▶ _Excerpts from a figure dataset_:
════════════════════
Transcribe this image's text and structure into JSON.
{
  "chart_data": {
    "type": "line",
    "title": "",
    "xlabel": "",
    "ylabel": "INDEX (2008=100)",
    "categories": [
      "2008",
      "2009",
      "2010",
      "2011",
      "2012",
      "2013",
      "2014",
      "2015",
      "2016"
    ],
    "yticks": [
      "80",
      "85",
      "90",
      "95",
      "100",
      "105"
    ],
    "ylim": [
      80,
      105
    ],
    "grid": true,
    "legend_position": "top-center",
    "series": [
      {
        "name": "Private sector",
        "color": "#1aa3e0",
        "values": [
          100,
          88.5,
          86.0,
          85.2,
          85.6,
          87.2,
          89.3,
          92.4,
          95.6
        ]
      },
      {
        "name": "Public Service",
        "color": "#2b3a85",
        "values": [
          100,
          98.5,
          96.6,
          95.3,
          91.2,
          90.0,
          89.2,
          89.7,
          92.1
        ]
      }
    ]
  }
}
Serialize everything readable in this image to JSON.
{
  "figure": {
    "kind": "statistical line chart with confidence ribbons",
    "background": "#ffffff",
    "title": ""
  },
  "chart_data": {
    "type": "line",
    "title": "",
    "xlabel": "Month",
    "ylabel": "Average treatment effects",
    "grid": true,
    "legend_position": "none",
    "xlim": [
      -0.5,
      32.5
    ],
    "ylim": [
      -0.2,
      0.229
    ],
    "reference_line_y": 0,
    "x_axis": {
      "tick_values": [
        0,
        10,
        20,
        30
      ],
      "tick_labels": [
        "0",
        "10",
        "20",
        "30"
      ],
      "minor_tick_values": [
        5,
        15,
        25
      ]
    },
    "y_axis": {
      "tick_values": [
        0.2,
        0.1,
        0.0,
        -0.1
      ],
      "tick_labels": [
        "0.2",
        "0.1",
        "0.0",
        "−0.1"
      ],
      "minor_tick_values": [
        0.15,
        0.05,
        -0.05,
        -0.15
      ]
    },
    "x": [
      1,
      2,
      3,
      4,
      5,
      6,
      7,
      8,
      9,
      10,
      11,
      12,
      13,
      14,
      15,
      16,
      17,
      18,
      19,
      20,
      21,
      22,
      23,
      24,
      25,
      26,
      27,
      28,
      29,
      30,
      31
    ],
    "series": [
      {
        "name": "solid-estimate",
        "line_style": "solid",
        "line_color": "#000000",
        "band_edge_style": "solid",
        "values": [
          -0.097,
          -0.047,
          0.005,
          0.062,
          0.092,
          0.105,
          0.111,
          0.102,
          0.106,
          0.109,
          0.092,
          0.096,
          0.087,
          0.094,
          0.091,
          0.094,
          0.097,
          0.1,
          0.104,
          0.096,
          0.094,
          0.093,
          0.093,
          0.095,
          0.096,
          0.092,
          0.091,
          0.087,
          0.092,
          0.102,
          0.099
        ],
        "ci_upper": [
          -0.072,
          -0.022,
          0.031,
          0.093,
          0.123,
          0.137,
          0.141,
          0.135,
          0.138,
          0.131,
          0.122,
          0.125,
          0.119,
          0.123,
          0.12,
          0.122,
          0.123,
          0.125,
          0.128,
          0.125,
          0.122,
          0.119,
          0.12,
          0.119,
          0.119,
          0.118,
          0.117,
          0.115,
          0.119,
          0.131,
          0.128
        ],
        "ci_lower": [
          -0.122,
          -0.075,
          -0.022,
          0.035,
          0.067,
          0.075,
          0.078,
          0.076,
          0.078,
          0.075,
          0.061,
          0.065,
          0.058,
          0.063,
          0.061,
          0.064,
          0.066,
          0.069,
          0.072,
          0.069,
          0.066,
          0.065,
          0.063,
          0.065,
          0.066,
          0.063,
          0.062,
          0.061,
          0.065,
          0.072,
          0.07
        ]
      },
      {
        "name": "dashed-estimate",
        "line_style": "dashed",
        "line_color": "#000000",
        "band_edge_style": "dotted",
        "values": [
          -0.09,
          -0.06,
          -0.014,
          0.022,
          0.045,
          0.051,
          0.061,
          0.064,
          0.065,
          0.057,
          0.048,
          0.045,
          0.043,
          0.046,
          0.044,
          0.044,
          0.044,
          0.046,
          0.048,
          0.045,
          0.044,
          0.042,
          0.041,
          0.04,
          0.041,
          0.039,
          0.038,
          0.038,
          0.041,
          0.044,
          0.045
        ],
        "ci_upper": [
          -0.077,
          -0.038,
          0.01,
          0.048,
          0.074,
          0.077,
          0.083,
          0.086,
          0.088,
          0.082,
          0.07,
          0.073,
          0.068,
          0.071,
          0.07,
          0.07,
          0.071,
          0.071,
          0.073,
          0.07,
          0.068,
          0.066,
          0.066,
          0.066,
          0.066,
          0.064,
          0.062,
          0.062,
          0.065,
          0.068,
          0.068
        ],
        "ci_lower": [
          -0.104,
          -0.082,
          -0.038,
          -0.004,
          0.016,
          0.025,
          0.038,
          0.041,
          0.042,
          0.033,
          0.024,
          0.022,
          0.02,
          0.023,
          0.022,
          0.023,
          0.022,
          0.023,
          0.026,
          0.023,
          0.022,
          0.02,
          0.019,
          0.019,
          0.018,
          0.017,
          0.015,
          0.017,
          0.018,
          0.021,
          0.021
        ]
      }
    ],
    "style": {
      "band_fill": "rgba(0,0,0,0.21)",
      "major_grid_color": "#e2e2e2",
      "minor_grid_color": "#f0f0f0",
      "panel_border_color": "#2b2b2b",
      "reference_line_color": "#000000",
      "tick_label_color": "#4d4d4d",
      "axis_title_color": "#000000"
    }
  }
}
════════════════════
▶ _INSTRUCTIONS TO FOLLOW_: From the listing above, pick out each line where the word "JSON" appears.

▶ _TASK RESULT_:
Transcribe this image's text and structure into JSON.
Serialize everything readable in this image to JSON.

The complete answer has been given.